** BEGIN **

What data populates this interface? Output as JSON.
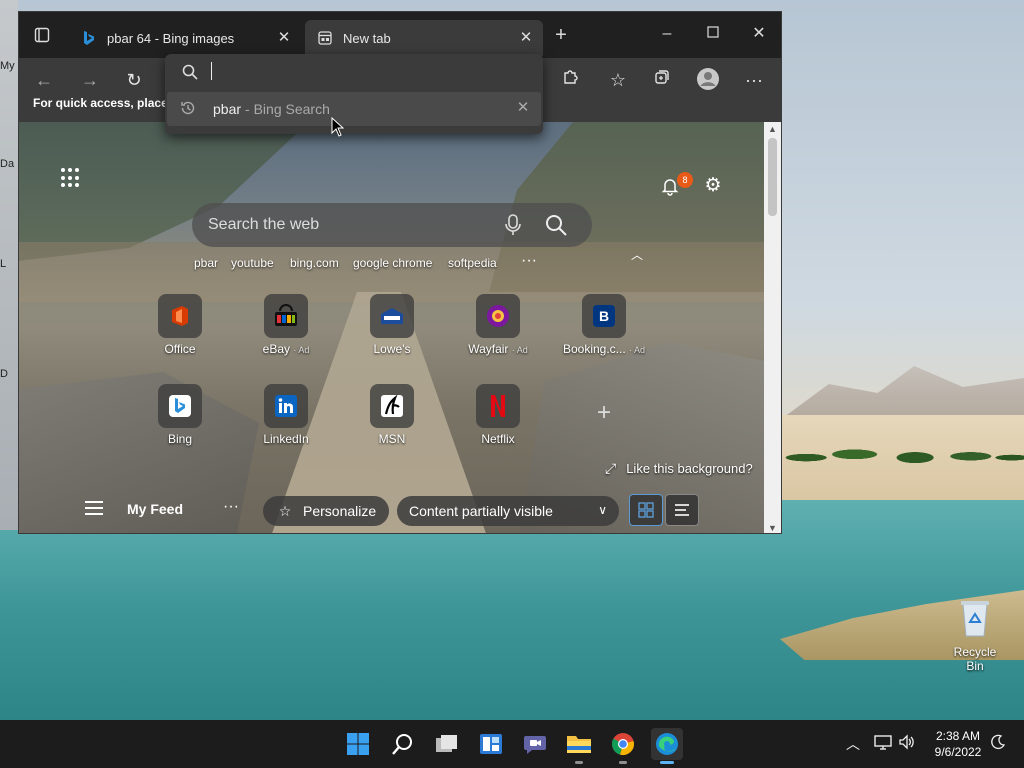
{
  "desktop": {
    "left_labels": [
      "My",
      "Da",
      "L",
      "D"
    ],
    "recycle_bin_label": "Recycle Bin"
  },
  "browser": {
    "tabs": [
      {
        "title": "pbar 64 - Bing images",
        "active": false,
        "icon": "bing-icon"
      },
      {
        "title": "New tab",
        "active": true,
        "icon": "newtab-page-icon"
      }
    ],
    "favorites_bar_text": "For quick access, place y",
    "address_bar": {
      "value": "",
      "suggestion": {
        "query": "pbar",
        "source": " - Bing Search"
      }
    }
  },
  "newtab": {
    "search_placeholder": "Search the web",
    "notification_count": "8",
    "quick_links": [
      "pbar",
      "youtube",
      "bing.com",
      "google chrome",
      "softpedia"
    ],
    "tiles_row1": [
      {
        "label": "Office",
        "ad": "",
        "icon": "office-icon"
      },
      {
        "label": "eBay",
        "ad": "· Ad",
        "icon": "ebay-icon"
      },
      {
        "label": "Lowe's",
        "ad": "",
        "icon": "lowes-icon"
      },
      {
        "label": "Wayfair",
        "ad": "· Ad",
        "icon": "wayfair-icon"
      },
      {
        "label": "Booking.c...",
        "ad": "· Ad",
        "icon": "booking-icon"
      }
    ],
    "tiles_row2": [
      {
        "label": "Bing",
        "ad": "",
        "icon": "bing-icon"
      },
      {
        "label": "LinkedIn",
        "ad": "",
        "icon": "linkedin-icon"
      },
      {
        "label": "MSN",
        "ad": "",
        "icon": "msn-icon"
      },
      {
        "label": "Netflix",
        "ad": "",
        "icon": "netflix-icon"
      }
    ],
    "like_background": "Like this background?",
    "feed": {
      "title": "My Feed",
      "personalize": "Personalize",
      "content_visibility": "Content partially visible"
    }
  },
  "taskbar": {
    "time": "2:38 AM",
    "date": "9/6/2022",
    "apps": [
      "start",
      "search",
      "task-view",
      "widgets",
      "teams-chat",
      "file-explorer",
      "chrome",
      "edge"
    ]
  },
  "colors": {
    "accent": "#5fb2f2",
    "badge": "#e85a17",
    "browser_dark": "#202020",
    "toolbar": "#3b3b3b"
  }
}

** END **

What needs to be done
Pick out, from the lines above, every one that contains the string "icon".

Full answer
        "icon": "bing-icon"
        "icon": "newtab-page-icon"
        "icon": "office-icon"
        "icon": "ebay-icon"
        "icon": "lowes-icon"
        "icon": "wayfair-icon"
        "icon": "booking-icon"
        "icon": "bing-icon"
        "icon": "linkedin-icon"
        "icon": "msn-icon"
        "icon": "netflix-icon"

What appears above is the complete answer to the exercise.